## Records for this exercise

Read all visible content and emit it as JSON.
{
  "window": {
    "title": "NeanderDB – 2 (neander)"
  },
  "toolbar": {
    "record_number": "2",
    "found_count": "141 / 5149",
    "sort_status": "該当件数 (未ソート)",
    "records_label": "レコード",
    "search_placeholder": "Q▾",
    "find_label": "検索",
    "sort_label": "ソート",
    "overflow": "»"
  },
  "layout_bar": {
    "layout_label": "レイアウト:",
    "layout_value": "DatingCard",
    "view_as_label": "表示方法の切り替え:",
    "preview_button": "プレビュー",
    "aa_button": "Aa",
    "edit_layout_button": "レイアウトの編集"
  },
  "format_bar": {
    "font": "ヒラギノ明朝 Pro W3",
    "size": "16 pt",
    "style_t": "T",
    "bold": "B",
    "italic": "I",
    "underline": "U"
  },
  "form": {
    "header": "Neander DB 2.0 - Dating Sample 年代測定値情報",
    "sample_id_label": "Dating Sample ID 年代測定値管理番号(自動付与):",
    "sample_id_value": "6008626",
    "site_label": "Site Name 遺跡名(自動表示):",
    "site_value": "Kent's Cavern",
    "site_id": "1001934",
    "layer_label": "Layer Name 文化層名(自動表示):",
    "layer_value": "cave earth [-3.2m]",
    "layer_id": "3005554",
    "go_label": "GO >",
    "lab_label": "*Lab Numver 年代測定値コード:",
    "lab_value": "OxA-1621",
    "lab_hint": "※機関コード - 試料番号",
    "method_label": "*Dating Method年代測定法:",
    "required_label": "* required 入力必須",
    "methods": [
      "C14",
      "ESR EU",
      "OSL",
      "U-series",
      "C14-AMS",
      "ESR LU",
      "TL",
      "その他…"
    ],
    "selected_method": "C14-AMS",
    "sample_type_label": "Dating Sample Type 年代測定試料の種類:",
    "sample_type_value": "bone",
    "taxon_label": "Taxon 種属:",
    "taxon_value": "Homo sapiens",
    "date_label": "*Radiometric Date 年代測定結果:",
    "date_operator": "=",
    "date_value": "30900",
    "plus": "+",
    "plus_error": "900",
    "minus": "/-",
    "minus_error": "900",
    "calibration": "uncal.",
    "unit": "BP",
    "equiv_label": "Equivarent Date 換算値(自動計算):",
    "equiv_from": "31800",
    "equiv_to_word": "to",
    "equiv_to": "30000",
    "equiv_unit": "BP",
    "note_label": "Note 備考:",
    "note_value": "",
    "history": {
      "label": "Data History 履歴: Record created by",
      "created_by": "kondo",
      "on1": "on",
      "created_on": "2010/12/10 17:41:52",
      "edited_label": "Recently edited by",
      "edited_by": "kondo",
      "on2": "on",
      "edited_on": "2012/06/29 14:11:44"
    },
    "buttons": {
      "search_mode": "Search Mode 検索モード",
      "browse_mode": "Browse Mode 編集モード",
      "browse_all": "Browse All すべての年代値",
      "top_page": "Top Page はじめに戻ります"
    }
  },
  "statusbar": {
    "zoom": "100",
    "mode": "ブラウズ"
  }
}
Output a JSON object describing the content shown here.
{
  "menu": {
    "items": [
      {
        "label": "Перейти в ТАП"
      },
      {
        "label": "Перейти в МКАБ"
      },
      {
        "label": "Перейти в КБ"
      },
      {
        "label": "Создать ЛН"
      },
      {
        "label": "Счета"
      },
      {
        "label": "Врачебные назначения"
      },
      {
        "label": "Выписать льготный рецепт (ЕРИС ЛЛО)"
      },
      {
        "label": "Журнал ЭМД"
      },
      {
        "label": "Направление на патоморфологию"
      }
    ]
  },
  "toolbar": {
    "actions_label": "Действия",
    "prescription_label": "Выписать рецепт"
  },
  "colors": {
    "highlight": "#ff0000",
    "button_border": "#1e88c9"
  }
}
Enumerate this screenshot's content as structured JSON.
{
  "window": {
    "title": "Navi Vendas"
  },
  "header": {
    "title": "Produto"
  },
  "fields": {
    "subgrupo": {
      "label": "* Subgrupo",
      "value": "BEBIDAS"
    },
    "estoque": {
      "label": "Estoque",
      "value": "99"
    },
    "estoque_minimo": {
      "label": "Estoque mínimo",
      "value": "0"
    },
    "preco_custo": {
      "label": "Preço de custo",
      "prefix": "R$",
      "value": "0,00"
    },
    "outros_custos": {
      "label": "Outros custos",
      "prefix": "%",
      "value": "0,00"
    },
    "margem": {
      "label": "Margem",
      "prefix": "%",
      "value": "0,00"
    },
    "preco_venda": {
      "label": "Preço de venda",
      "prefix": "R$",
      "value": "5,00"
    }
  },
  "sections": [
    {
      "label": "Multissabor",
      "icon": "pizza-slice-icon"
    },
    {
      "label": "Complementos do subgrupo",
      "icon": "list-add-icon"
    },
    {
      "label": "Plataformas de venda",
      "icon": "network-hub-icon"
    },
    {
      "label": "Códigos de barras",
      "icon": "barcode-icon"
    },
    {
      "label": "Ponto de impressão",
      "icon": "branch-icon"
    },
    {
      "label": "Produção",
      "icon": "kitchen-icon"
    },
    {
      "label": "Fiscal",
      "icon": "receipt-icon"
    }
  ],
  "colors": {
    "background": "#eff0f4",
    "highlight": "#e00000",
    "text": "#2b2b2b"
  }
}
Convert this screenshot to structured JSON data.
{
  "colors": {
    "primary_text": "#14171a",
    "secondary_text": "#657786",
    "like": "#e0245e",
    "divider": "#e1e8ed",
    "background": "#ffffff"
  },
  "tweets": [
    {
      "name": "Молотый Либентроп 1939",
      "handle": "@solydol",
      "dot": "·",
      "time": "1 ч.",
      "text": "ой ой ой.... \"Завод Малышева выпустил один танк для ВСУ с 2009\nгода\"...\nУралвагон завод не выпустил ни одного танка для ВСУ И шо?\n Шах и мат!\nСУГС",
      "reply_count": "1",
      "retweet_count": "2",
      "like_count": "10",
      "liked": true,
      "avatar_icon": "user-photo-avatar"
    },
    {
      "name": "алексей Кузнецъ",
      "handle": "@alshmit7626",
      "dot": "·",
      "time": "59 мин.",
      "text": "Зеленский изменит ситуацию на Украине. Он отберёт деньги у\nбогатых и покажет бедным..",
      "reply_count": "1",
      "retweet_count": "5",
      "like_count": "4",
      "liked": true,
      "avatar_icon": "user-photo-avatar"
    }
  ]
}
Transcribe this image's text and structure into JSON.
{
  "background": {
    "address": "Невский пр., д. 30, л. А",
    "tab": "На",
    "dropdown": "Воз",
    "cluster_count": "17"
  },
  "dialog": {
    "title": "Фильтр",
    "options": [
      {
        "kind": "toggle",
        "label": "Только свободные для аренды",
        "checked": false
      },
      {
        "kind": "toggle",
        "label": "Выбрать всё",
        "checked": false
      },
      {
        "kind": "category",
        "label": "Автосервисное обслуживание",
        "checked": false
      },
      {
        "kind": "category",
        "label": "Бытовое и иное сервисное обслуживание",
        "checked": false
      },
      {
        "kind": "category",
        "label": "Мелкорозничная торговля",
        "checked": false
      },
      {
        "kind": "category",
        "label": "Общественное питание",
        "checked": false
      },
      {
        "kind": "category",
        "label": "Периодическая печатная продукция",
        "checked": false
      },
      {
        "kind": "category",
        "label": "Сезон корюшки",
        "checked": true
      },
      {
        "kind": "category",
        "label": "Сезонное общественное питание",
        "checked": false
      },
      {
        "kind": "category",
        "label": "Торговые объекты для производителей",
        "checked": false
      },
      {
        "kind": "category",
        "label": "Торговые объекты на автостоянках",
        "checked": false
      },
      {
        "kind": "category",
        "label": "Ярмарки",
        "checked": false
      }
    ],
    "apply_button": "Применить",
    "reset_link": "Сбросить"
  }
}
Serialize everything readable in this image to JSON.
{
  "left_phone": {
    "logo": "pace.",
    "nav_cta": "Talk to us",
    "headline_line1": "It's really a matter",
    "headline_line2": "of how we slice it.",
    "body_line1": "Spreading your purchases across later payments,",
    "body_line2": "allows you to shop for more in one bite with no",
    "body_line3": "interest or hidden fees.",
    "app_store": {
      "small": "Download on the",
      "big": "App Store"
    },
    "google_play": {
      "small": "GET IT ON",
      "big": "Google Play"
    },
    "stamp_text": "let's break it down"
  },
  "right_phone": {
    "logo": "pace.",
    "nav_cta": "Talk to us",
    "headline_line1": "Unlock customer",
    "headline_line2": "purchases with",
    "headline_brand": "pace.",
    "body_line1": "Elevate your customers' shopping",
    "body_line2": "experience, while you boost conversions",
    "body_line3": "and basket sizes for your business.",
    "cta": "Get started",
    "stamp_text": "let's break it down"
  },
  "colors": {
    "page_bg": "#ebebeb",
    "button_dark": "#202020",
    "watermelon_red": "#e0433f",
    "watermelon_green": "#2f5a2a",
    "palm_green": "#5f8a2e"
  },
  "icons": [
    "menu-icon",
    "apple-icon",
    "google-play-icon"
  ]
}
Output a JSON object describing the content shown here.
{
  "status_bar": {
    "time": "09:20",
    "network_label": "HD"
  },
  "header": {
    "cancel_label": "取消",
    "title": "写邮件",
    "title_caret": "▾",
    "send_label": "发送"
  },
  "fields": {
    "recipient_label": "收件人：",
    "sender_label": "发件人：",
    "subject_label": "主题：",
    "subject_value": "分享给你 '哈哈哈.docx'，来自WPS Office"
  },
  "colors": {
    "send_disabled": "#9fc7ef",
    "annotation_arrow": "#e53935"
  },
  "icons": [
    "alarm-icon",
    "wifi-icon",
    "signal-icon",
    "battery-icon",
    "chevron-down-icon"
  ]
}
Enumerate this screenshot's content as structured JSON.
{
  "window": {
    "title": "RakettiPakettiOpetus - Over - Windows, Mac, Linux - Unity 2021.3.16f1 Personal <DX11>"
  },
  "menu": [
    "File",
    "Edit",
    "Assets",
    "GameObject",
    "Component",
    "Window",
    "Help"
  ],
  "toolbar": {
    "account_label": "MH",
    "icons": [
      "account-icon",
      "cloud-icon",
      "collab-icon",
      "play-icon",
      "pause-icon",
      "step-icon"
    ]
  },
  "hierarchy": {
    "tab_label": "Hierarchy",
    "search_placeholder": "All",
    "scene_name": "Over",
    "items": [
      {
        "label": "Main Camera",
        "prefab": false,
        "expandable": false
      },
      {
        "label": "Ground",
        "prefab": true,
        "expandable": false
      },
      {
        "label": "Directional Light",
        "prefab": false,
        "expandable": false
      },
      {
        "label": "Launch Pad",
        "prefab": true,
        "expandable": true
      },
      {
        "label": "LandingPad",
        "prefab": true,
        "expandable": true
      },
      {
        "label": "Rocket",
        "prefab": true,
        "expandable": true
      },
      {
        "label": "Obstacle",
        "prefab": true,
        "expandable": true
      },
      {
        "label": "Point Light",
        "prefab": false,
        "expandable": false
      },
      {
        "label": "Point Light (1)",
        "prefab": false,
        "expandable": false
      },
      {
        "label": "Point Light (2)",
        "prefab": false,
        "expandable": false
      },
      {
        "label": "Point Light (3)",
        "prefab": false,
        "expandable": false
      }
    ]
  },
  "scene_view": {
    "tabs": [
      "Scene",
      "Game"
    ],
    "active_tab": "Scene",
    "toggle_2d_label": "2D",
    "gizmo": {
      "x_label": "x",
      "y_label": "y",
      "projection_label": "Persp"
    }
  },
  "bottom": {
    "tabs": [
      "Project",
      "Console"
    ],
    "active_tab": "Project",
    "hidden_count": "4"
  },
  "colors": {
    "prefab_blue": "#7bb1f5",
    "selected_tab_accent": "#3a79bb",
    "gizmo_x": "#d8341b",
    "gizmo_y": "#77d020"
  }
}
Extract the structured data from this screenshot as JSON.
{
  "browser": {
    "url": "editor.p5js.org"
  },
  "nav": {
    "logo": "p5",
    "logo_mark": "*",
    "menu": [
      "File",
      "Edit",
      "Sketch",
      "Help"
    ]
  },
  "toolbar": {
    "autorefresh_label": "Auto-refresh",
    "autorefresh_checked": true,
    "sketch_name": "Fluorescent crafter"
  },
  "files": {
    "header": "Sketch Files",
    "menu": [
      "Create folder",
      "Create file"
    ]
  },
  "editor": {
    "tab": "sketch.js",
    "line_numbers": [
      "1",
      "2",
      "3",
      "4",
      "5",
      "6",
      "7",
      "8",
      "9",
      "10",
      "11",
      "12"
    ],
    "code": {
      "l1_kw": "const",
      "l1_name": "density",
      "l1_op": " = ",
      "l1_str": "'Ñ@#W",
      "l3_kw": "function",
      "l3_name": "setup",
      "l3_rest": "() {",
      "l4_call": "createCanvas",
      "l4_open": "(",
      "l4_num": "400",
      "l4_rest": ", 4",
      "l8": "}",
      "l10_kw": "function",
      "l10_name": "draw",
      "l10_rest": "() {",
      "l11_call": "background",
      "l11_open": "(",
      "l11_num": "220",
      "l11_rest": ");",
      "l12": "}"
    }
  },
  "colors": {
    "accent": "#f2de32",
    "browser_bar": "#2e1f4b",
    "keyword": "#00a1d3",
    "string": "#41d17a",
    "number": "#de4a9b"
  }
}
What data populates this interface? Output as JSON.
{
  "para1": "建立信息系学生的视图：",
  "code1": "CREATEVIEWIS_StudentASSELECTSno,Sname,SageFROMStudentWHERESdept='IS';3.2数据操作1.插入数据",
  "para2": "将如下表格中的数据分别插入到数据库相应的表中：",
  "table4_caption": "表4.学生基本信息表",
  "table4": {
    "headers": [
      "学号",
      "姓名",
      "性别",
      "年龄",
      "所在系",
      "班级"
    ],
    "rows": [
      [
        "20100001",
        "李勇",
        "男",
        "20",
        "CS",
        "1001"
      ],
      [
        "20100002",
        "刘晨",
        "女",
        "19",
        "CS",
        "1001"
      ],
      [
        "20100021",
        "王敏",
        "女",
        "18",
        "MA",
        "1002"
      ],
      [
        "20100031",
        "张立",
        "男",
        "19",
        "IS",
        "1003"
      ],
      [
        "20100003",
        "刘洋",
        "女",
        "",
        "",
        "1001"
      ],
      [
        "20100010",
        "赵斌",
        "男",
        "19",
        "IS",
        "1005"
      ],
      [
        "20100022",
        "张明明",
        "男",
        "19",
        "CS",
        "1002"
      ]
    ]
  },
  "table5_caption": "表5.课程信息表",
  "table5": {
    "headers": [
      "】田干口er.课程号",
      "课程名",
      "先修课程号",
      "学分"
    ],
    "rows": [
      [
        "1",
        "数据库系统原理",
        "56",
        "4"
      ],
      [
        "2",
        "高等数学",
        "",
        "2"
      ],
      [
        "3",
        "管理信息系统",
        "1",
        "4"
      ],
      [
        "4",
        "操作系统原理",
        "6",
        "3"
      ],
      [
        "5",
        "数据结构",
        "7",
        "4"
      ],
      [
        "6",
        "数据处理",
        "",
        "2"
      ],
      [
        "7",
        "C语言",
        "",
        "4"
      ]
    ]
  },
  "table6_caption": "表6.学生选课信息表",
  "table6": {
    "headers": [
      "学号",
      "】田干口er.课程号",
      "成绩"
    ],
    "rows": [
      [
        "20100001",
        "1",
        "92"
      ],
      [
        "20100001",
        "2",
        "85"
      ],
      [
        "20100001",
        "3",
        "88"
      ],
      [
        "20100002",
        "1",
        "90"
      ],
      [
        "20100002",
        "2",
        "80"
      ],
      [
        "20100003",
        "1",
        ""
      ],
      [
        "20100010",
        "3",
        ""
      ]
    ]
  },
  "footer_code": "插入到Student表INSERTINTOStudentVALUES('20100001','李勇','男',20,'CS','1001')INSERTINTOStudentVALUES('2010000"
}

## Goal
Where a line holds "Выписать", copy it out.

## Completed task
        "label": "Выписать льготный рецепт (ЕРИС ЛЛО)"
    "prescription_label": "Выписать рецепт"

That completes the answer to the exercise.